# [TASK TO COMPLETE]
Go through the records and copy each line where the word "weeks" occurs.
──────── THE RECORDS ────────
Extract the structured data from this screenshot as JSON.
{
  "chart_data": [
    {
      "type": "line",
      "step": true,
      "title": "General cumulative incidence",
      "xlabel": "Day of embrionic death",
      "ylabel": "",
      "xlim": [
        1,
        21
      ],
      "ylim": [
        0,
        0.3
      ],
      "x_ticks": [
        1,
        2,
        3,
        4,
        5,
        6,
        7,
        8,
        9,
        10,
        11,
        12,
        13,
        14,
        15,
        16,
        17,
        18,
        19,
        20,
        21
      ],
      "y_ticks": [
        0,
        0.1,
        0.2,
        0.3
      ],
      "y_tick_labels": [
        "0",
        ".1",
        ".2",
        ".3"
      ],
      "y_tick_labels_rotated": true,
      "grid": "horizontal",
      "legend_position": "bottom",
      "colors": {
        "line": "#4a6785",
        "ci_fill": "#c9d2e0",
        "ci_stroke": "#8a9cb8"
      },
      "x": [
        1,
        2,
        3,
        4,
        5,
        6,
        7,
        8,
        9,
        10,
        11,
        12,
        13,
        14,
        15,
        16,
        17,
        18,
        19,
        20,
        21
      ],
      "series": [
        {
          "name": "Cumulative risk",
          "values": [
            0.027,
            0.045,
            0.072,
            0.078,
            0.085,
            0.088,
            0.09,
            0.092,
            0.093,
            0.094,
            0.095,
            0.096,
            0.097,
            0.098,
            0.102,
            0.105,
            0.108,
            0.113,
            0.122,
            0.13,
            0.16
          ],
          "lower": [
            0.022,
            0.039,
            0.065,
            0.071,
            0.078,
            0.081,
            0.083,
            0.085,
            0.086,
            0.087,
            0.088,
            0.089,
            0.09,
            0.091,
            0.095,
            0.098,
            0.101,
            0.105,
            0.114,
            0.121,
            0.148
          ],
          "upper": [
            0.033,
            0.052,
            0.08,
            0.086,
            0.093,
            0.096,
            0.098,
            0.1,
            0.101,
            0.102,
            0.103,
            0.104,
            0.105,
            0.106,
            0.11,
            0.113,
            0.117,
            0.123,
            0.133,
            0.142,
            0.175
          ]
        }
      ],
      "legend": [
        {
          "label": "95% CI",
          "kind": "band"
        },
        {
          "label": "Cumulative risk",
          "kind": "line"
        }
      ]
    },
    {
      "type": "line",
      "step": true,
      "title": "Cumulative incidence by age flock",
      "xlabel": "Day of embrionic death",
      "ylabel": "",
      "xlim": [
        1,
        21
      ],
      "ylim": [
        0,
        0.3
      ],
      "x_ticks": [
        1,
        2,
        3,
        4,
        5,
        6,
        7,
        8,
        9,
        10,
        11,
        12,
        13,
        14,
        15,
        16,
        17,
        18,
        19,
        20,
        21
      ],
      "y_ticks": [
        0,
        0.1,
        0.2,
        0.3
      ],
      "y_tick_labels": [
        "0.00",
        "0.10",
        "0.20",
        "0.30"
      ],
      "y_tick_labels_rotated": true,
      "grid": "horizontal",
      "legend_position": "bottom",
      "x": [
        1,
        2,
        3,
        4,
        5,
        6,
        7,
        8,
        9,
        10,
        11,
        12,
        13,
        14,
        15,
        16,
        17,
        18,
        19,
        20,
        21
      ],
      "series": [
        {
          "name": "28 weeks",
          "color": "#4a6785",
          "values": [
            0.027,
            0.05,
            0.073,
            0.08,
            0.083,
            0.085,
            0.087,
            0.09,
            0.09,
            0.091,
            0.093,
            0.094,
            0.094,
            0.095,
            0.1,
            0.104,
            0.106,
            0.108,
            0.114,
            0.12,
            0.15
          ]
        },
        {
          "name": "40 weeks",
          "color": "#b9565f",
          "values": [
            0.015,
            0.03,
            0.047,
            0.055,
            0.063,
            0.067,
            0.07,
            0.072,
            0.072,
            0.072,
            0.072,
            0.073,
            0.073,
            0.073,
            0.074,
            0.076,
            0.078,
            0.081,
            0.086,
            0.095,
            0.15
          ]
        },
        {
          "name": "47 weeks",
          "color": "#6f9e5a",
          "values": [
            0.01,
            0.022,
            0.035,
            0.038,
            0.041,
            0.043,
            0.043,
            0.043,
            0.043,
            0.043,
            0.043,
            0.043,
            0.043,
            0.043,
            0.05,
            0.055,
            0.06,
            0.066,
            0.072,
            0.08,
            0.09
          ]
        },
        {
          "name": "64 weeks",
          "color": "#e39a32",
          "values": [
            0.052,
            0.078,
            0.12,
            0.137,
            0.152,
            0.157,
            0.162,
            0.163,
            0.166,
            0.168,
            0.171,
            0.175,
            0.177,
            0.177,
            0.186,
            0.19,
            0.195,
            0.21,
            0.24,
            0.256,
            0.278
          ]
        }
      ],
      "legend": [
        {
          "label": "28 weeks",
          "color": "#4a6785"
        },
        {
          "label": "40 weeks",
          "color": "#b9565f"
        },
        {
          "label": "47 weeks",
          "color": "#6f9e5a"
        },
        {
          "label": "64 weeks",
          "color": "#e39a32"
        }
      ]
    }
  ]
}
────────
# [WRITTEN RESPONSE]
          "name": "28 weeks",
          "name": "40 weeks",
          "name": "47 weeks",
          "name": "64 weeks",
          "label": "28 weeks",
          "label": "40 weeks",
          "label": "47 weeks",
          "label": "64 weeks",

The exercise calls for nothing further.